** begin **

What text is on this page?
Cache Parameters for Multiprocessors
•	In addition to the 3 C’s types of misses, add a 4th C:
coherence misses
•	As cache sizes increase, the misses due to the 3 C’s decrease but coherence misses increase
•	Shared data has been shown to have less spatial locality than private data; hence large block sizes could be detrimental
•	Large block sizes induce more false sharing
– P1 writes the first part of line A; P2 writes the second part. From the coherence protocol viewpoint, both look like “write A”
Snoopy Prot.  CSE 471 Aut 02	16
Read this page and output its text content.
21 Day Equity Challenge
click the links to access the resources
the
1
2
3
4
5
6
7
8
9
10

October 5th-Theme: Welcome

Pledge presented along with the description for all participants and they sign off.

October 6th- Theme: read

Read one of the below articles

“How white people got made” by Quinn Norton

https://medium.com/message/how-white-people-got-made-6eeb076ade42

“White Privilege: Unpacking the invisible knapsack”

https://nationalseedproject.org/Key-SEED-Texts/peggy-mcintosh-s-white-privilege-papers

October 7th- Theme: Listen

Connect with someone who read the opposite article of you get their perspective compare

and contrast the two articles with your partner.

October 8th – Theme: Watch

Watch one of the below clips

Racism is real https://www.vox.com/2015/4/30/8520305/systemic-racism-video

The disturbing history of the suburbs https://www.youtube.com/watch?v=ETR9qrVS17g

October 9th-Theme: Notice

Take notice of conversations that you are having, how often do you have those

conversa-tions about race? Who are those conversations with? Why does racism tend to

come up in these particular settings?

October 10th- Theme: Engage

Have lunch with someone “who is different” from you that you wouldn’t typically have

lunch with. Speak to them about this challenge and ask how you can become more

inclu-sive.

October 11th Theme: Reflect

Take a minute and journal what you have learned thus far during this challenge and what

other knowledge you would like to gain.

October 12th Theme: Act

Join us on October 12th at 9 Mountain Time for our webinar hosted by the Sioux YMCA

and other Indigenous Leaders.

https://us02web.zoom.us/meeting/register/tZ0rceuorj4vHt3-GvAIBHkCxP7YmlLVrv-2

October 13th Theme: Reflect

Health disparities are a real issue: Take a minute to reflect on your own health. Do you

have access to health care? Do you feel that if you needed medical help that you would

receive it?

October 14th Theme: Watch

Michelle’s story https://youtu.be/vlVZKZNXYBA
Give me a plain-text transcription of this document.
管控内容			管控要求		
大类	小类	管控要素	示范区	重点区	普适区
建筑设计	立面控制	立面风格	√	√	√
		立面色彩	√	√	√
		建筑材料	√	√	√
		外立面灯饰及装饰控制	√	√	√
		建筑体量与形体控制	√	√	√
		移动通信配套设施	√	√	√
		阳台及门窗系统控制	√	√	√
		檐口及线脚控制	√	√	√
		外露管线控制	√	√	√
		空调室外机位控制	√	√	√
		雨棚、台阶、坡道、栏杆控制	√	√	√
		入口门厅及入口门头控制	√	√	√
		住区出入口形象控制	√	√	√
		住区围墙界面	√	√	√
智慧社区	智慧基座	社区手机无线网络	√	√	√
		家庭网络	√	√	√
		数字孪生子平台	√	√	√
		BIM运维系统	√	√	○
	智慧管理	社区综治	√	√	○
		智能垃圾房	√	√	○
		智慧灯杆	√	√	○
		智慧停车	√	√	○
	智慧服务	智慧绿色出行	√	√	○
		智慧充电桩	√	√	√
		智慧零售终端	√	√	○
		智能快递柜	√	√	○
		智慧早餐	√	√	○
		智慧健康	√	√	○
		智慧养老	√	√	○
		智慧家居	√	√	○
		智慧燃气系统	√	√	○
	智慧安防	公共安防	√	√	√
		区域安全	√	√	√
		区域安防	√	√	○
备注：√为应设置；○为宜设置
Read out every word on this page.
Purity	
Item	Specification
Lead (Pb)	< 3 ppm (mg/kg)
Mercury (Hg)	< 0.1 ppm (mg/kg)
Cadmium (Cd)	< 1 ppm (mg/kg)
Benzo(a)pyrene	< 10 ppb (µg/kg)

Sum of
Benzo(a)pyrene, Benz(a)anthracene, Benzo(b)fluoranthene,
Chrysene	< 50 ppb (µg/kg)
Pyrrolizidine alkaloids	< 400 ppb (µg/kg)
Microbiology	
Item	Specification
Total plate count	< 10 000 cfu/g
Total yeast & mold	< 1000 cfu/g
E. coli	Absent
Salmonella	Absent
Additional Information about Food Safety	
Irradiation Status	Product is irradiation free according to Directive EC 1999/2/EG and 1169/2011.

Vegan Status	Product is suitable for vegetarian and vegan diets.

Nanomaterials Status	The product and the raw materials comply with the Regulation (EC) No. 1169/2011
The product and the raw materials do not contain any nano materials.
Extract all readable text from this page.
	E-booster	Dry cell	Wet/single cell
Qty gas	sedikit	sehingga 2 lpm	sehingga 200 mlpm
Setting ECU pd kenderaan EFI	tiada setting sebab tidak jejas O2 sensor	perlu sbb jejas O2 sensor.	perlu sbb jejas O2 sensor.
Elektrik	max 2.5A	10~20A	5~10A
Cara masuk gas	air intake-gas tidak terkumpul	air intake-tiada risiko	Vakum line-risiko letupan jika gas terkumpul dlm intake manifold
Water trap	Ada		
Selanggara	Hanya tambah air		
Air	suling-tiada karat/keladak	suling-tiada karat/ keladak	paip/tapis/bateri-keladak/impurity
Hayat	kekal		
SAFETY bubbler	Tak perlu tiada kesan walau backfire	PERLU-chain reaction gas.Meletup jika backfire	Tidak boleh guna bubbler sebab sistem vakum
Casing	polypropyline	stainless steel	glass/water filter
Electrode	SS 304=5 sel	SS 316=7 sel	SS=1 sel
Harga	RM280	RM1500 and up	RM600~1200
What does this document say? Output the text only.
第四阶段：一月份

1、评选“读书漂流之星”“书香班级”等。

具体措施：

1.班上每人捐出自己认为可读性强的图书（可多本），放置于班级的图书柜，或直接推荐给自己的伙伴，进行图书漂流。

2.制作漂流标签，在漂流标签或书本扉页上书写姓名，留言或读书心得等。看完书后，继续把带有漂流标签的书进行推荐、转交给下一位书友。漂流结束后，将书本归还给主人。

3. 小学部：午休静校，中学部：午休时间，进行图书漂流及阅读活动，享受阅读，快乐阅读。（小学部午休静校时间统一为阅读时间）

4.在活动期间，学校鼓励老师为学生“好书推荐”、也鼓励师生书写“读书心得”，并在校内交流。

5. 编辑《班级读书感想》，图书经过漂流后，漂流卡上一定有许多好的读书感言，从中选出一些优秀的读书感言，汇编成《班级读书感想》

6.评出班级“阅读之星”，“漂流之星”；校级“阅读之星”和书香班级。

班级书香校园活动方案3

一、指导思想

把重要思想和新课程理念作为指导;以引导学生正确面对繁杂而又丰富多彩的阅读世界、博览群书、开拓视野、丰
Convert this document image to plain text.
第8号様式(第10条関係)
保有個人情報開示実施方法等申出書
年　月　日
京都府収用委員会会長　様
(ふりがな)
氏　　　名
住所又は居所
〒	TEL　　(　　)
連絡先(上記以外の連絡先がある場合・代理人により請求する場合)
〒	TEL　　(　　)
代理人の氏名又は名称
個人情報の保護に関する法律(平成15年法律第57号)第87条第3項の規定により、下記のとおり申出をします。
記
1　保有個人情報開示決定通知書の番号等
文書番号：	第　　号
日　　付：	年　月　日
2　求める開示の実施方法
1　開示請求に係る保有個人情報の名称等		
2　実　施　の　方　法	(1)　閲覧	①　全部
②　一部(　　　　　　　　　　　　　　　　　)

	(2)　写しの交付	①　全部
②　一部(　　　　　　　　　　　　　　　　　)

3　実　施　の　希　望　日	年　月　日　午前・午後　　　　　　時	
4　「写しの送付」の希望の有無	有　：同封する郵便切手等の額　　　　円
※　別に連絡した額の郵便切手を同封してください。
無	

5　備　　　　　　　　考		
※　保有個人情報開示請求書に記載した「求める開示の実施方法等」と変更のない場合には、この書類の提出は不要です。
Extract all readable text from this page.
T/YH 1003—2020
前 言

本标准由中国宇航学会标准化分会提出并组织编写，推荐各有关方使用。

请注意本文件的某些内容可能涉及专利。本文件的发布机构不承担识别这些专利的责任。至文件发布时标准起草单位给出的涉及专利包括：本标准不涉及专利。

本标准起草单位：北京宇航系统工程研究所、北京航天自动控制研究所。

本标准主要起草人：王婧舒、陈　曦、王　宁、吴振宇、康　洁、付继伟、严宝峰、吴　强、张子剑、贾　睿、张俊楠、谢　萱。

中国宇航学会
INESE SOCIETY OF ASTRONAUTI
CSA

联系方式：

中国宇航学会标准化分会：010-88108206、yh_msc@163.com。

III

** end **

Gather all the lines that include the word "perlu" and copy them out.

* [Response for this exercise]
Setting ECU pd kenderaan EFI	tiada setting sebab tidak jejas O2 sensor	perlu sbb jejas O2 sensor.	perlu sbb jejas O2 sensor.
SAFETY bubbler	Tak perlu tiada kesan walau backfire	PERLU-chain reaction gas.Meletup jika backfire	Tidak boleh guna bubbler sebab sistem vakum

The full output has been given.